=== YOUR INSTRUCTIONS ===
Copy out the listing exactly.

=== RECORDED DATA ===
__________________________________________________

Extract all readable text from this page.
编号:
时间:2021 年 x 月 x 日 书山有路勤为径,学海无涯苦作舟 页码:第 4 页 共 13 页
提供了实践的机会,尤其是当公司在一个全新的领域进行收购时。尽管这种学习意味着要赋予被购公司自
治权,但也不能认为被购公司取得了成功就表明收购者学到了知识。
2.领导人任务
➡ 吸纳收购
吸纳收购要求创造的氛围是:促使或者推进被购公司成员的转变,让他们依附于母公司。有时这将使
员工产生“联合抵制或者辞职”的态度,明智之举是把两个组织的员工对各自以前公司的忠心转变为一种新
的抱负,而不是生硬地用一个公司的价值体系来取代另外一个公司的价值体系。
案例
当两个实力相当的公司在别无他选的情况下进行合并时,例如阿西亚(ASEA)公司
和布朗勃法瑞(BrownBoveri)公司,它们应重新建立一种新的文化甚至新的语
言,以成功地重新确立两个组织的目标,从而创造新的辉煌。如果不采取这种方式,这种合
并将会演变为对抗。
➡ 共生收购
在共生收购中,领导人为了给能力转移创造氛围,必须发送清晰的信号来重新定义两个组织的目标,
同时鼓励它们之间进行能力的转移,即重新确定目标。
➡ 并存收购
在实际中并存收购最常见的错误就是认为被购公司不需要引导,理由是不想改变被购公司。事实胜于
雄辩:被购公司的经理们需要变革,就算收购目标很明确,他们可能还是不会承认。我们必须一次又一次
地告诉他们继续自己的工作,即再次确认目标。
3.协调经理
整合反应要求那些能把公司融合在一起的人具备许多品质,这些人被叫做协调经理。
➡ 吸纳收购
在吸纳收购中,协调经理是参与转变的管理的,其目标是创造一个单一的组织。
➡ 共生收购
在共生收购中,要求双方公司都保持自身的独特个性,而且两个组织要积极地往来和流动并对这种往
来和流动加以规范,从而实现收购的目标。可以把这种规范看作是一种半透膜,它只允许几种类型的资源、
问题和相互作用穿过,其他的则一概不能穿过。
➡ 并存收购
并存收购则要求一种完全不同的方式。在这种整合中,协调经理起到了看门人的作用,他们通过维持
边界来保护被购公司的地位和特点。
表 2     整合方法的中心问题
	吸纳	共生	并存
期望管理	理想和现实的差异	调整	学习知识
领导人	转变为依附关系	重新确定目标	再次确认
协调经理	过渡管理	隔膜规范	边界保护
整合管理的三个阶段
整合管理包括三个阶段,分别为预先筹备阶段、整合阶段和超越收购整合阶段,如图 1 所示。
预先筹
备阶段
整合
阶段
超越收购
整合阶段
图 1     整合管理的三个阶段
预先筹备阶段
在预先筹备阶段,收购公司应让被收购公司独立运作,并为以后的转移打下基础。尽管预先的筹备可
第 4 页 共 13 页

__________________________________________________

=== SOLUTION FOR THIS EXERCISE ===
Extract all readable text from this page.
编号:
时间:2021 年 x 月 x 日 书山有路勤为径,学海无涯苦作舟 页码:第 4 页 共 13 页
提供了实践的机会,尤其是当公司在一个全新的领域进行收购时。尽管这种学习意味着要赋予被购公司自
治权,但也不能认为被购公司取得了成功就表明收购者学到了知识。
2.领导人任务
➡ 吸纳收购
吸纳收购要求创造的氛围是:促使或者推进被购公司成员的转变,让他们依附于母公司。有时这将使
员工产生“联合抵制或者辞职”的态度,明智之举是把两个组织的员工对各自以前公司的忠心转变为一种新
的抱负,而不是生硬地用一个公司的价值体系来取代另外一个公司的价值体系。
案例
当两个实力相当的公司在别无他选的情况下进行合并时,例如阿西亚(ASEA)公司
和布朗勃法瑞(BrownBoveri)公司,它们应重新建立一种新的文化甚至新的语
言,以成功地重新确立两个组织的目标,从而创造新的辉煌。如果不采取这种方式,这种合
并将会演变为对抗。
➡ 共生收购
在共生收购中,领导人为了给能力转移创造氛围,必须发送清晰的信号来重新定义两个组织的目标,
同时鼓励它们之间进行能力的转移,即重新确定目标。
➡ 并存收购
在实际中并存收购最常见的错误就是认为被购公司不需要引导,理由是不想改变被购公司。事实胜于
雄辩:被购公司的经理们需要变革,就算收购目标很明确,他们可能还是不会承认。我们必须一次又一次
地告诉他们继续自己的工作,即再次确认目标。
3.协调经理
整合反应要求那些能把公司融合在一起的人具备许多品质,这些人被叫做协调经理。
➡ 吸纳收购
在吸纳收购中,协调经理是参与转变的管理的,其目标是创造一个单一的组织。
➡ 共生收购
在共生收购中,要求双方公司都保持自身的独特个性,而且两个组织要积极地往来和流动并对这种往
来和流动加以规范,从而实现收购的目标。可以把这种规范看作是一种半透膜,它只允许几种类型的资源、
问题和相互作用穿过,其他的则一概不能穿过。
➡ 并存收购
并存收购则要求一种完全不同的方式。在这种整合中,协调经理起到了看门人的作用,他们通过维持
边界来保护被购公司的地位和特点。
表 2     整合方法的中心问题
	吸纳	共生	并存
期望管理	理想和现实的差异	调整	学习知识
领导人	转变为依附关系	重新确定目标	再次确认
协调经理	过渡管理	隔膜规范	边界保护
整合管理的三个阶段
整合管理包括三个阶段,分别为预先筹备阶段、整合阶段和超越收购整合阶段,如图 1 所示。
预先筹
备阶段
整合
阶段
超越收购
整合阶段
图 1     整合管理的三个阶段
预先筹备阶段
在预先筹备阶段,收购公司应让被收购公司独立运作,并为以后的转移打下基础。尽管预先的筹备可
第 4 页 共 13 页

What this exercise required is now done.